[Layout element entries]
★ ★ ★ ★
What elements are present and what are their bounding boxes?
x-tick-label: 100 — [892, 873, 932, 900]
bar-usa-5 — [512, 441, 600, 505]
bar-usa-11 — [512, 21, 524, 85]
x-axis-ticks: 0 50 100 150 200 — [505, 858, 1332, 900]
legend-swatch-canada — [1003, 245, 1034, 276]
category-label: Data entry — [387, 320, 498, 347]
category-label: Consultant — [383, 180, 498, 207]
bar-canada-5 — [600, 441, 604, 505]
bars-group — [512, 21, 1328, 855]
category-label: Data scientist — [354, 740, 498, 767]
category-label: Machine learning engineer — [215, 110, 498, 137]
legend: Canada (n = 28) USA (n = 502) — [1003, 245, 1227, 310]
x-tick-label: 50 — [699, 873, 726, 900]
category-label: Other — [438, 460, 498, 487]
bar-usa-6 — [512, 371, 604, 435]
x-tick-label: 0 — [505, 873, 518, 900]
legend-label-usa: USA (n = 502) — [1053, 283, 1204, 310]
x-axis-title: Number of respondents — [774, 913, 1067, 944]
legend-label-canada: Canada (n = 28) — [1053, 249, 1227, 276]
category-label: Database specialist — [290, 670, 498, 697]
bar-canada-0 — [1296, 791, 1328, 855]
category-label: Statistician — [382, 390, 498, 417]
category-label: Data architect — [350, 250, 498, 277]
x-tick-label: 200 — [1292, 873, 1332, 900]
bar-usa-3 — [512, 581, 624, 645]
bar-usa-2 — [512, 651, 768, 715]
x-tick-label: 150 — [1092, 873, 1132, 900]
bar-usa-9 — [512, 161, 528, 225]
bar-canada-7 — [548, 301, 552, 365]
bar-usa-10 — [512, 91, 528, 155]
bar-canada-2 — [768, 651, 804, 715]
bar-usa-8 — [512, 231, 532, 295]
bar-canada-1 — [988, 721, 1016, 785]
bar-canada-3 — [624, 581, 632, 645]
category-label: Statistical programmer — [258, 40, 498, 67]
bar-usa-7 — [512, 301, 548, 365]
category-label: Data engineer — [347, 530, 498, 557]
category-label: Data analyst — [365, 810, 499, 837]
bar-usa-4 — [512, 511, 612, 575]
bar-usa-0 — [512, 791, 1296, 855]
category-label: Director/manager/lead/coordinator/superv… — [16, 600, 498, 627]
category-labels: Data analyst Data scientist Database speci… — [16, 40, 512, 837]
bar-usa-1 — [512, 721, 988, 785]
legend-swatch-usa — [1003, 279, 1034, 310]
★ ★ ★ ★
Challenge>
Pull out every line in the items above that contains the string "axis", treating uppercase and lowercase letters as different.

Expected answer>
x-axis-ticks: 0 50 100 150 200 — [505, 858, 1332, 900]
x-axis-title: Number of respondents — [774, 913, 1067, 944]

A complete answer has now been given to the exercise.